== What you will do ==
Here are some records; quote them exactly, leaving out the pictures.

>> START

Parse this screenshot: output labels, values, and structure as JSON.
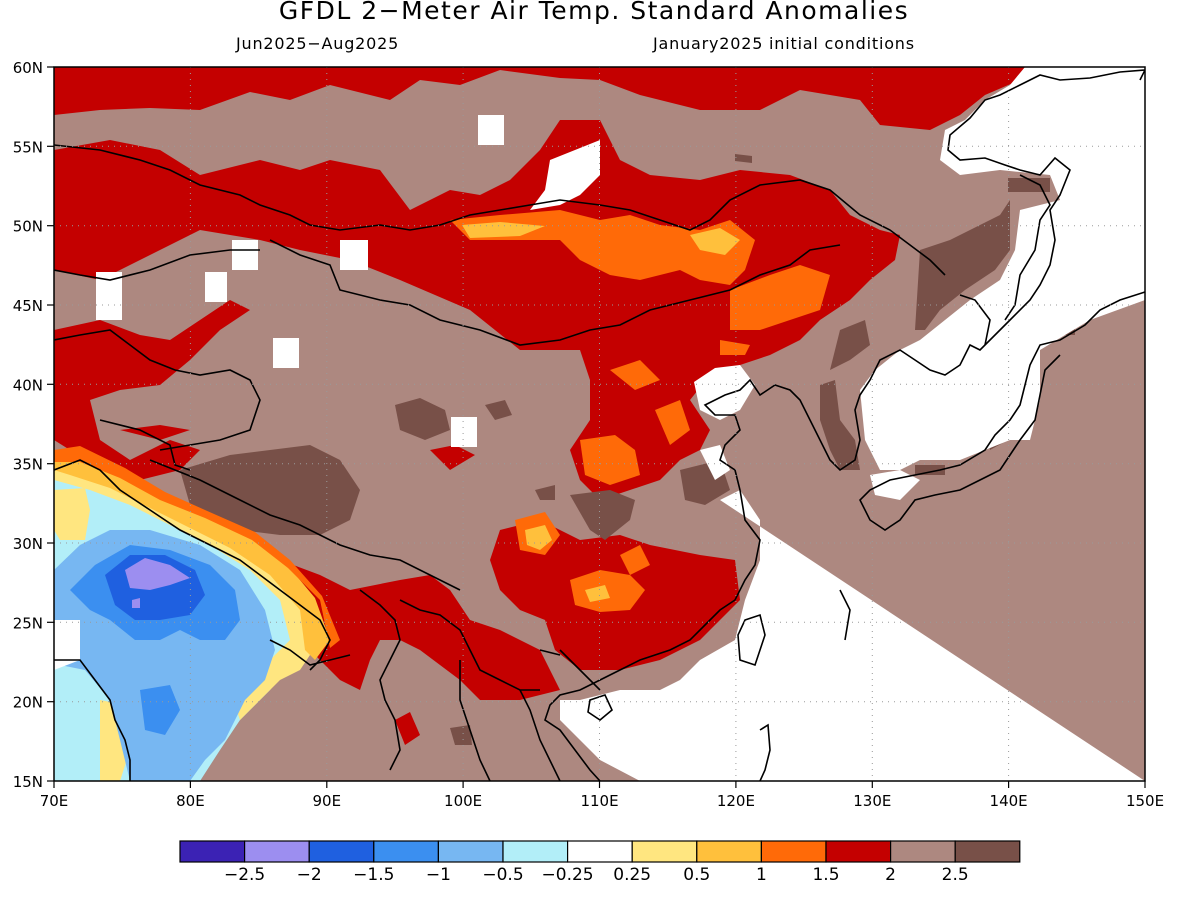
{
  "header": {
    "title": "GFDL 2−Meter Air Temp. Standard Anomalies",
    "period": "Jun2025−Aug2025",
    "init": "January2025 initial conditions"
  },
  "map": {
    "lon_range": [
      70,
      150
    ],
    "lat_range": [
      15,
      60
    ],
    "lon_ticks": [
      "70E",
      "80E",
      "90E",
      "100E",
      "110E",
      "120E",
      "130E",
      "140E",
      "150E"
    ],
    "lat_ticks": [
      "15N",
      "20N",
      "25N",
      "30N",
      "35N",
      "40N",
      "45N",
      "50N",
      "55N",
      "60N"
    ],
    "gridlines": "dotted"
  },
  "colorbar": {
    "colors": [
      "#3b22b4",
      "#9c8ef0",
      "#1f60e0",
      "#3b8ff0",
      "#77b7f2",
      "#b2eef8",
      "#ffffff",
      "#ffe680",
      "#ffc03c",
      "#ff6a08",
      "#c40000",
      "#ad8880",
      "#785048"
    ],
    "labels": [
      "−2.5",
      "−2",
      "−1.5",
      "−1",
      "−0.5",
      "−0.25",
      "0.25",
      "0.5",
      "1",
      "1.5",
      "2",
      "2.5"
    ]
  }
}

>> END

== Solved exercise ==
Parse this screenshot: output labels, values, and structure as JSON.
{
  "header": {
    "title": "GFDL 2−Meter Air Temp. Standard Anomalies",
    "period": "Jun2025−Aug2025",
    "init": "January2025 initial conditions"
  },
  "map": {
    "lon_range": [
      70,
      150
    ],
    "lat_range": [
      15,
      60
    ],
    "lon_ticks": [
      "70E",
      "80E",
      "90E",
      "100E",
      "110E",
      "120E",
      "130E",
      "140E",
      "150E"
    ],
    "lat_ticks": [
      "15N",
      "20N",
      "25N",
      "30N",
      "35N",
      "40N",
      "45N",
      "50N",
      "55N",
      "60N"
    ],
    "gridlines": "dotted"
  },
  "colorbar": {
    "colors": [
      "#3b22b4",
      "#9c8ef0",
      "#1f60e0",
      "#3b8ff0",
      "#77b7f2",
      "#b2eef8",
      "#ffffff",
      "#ffe680",
      "#ffc03c",
      "#ff6a08",
      "#c40000",
      "#ad8880",
      "#785048"
    ],
    "labels": [
      "−2.5",
      "−2",
      "−1.5",
      "−1",
      "−0.5",
      "−0.25",
      "0.25",
      "0.5",
      "1",
      "1.5",
      "2",
      "2.5"
    ]
  }
}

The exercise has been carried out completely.